== ENTRIES ==
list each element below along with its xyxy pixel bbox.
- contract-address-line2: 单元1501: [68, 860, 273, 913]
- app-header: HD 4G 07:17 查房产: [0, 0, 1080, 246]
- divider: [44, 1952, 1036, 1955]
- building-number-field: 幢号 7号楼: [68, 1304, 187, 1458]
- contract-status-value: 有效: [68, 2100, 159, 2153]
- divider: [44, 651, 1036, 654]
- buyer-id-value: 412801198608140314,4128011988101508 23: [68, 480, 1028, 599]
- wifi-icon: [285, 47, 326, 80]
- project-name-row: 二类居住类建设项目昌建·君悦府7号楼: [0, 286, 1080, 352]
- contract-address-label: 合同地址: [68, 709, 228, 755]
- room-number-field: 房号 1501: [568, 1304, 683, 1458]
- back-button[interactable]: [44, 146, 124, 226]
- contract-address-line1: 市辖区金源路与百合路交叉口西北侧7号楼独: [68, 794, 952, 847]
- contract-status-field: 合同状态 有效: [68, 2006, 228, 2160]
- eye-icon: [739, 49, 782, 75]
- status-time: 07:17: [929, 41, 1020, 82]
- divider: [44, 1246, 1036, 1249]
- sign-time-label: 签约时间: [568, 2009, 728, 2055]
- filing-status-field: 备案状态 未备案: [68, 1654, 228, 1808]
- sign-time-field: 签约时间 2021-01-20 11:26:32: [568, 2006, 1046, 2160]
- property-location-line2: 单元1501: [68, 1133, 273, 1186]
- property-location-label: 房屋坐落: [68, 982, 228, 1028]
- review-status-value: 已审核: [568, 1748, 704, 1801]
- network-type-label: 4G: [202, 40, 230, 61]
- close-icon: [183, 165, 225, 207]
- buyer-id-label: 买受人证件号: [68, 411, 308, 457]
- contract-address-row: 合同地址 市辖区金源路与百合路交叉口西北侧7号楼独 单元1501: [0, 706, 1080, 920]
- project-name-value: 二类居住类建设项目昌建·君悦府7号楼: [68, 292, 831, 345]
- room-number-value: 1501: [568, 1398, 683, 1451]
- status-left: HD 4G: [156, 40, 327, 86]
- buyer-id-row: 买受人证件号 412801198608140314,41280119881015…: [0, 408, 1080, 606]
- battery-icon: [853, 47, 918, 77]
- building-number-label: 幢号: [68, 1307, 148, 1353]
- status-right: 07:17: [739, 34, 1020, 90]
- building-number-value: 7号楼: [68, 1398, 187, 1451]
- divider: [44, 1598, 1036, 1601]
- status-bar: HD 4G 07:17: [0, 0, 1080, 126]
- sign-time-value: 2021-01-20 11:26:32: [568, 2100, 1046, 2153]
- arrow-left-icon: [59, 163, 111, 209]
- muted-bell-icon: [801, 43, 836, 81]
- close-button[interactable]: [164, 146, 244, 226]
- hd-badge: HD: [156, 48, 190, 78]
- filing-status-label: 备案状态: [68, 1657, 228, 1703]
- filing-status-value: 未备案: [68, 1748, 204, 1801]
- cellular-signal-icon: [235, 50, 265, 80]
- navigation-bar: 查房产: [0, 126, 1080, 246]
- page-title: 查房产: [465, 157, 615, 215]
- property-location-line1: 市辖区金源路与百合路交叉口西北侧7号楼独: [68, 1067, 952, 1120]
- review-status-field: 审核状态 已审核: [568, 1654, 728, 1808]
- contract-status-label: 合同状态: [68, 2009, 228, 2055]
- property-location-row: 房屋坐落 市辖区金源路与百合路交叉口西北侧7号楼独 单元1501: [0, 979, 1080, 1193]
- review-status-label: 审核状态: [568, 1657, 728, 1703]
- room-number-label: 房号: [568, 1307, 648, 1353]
===
__STATED PROBLEM__
Rewrite the material above, changing every "divider" to "separator" and leaving everything else the same.

__RESULT__
list each element below along with its xyxy pixel bbox.
- contract-address-line2: 单元1501: [68, 860, 273, 913]
- app-header: HD 4G 07:17 查房产: [0, 0, 1080, 246]
- separator: [44, 1952, 1036, 1955]
- building-number-field: 幢号 7号楼: [68, 1304, 187, 1458]
- contract-status-value: 有效: [68, 2100, 159, 2153]
- separator: [44, 651, 1036, 654]
- buyer-id-value: 412801198608140314,4128011988101508 23: [68, 480, 1028, 599]
- wifi-icon: [285, 47, 326, 80]
- project-name-row: 二类居住类建设项目昌建·君悦府7号楼: [0, 286, 1080, 352]
- contract-address-label: 合同地址: [68, 709, 228, 755]
- room-number-field: 房号 1501: [568, 1304, 683, 1458]
- back-button[interactable]: [44, 146, 124, 226]
- contract-address-line1: 市辖区金源路与百合路交叉口西北侧7号楼独: [68, 794, 952, 847]
- contract-status-field: 合同状态 有效: [68, 2006, 228, 2160]
- eye-icon: [739, 49, 782, 75]
- status-time: 07:17: [929, 41, 1020, 82]
- separator: [44, 1246, 1036, 1249]
- sign-time-label: 签约时间: [568, 2009, 728, 2055]
- filing-status-field: 备案状态 未备案: [68, 1654, 228, 1808]
- sign-time-field: 签约时间 2021-01-20 11:26:32: [568, 2006, 1046, 2160]
- property-location-line2: 单元1501: [68, 1133, 273, 1186]
- property-location-label: 房屋坐落: [68, 982, 228, 1028]
- review-status-value: 已审核: [568, 1748, 704, 1801]
- network-type-label: 4G: [202, 40, 230, 61]
- close-icon: [183, 165, 225, 207]
- buyer-id-label: 买受人证件号: [68, 411, 308, 457]
- contract-address-row: 合同地址 市辖区金源路与百合路交叉口西北侧7号楼独 单元1501: [0, 706, 1080, 920]
- project-name-value: 二类居住类建设项目昌建·君悦府7号楼: [68, 292, 831, 345]
- room-number-value: 1501: [568, 1398, 683, 1451]
- status-left: HD 4G: [156, 40, 327, 86]
- buyer-id-row: 买受人证件号 412801198608140314,41280119881015…: [0, 408, 1080, 606]
- battery-icon: [853, 47, 918, 77]
- building-number-label: 幢号: [68, 1307, 148, 1353]
- status-right: 07:17: [739, 34, 1020, 90]
- building-number-value: 7号楼: [68, 1398, 187, 1451]
- separator: [44, 1598, 1036, 1601]
- status-bar: HD 4G 07:17: [0, 0, 1080, 126]
- sign-time-value: 2021-01-20 11:26:32: [568, 2100, 1046, 2153]
- arrow-left-icon: [59, 163, 111, 209]
- muted-bell-icon: [801, 43, 836, 81]
- close-button[interactable]: [164, 146, 244, 226]
- hd-badge: HD: [156, 48, 190, 78]
- filing-status-label: 备案状态: [68, 1657, 228, 1703]
- filing-status-value: 未备案: [68, 1748, 204, 1801]
- cellular-signal-icon: [235, 50, 265, 80]
- navigation-bar: 查房产: [0, 126, 1080, 246]
- page-title: 查房产: [465, 157, 615, 215]
- property-location-line1: 市辖区金源路与百合路交叉口西北侧7号楼独: [68, 1067, 952, 1120]
- review-status-field: 审核状态 已审核: [568, 1654, 728, 1808]
- contract-status-label: 合同状态: [68, 2009, 228, 2055]
- property-location-row: 房屋坐落 市辖区金源路与百合路交叉口西北侧7号楼独 单元1501: [0, 979, 1080, 1193]
- review-status-label: 审核状态: [568, 1657, 728, 1703]
- room-number-label: 房号: [568, 1307, 648, 1353]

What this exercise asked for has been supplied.